> [TASK DIRECTIONS]
Find every line in the records below that holds the word "idéző", and copy it out.

> [LISTING]
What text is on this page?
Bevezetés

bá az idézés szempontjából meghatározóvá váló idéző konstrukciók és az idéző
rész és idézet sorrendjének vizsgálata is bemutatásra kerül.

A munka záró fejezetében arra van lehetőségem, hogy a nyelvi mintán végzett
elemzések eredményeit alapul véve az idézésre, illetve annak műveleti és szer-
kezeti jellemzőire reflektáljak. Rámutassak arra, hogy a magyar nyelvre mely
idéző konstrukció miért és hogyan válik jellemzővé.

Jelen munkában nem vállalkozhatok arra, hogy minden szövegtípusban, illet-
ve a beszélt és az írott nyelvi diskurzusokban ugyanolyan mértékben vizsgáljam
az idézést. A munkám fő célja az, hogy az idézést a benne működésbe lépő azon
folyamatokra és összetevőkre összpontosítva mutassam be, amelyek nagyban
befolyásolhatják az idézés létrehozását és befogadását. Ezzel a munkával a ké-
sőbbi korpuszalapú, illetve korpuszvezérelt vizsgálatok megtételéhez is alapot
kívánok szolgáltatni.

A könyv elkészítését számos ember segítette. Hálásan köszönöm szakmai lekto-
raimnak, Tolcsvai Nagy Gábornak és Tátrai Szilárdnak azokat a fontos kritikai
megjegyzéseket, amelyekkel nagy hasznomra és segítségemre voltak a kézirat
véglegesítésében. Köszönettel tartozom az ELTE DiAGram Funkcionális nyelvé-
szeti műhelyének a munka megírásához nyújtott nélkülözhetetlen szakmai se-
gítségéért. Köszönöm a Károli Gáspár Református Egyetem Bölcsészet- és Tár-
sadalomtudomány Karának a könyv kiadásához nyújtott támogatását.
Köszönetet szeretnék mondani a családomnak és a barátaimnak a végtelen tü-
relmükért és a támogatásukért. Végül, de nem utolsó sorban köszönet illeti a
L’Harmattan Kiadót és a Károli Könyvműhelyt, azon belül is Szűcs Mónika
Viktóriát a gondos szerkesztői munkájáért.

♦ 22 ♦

--

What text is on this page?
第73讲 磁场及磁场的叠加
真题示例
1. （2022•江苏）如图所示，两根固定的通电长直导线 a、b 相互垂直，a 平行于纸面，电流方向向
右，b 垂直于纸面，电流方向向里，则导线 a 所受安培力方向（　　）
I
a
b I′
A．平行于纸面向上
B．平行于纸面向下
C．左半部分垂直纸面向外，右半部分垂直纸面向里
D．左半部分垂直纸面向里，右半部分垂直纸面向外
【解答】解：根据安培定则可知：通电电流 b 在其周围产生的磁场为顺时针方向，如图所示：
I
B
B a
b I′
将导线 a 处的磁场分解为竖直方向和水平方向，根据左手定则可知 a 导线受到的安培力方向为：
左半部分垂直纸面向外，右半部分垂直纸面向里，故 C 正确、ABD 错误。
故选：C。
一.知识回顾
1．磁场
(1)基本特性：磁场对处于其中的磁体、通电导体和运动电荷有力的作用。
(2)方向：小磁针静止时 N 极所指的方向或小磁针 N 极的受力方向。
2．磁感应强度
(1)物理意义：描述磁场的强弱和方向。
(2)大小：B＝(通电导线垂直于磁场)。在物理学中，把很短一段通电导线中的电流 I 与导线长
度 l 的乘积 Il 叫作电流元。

> [CORRECT RESULT]
bá az idézés szempontjából meghatározóvá váló idéző konstrukciók és az idéző
idéző konstrukció miért és hogyan válik jellemzővé.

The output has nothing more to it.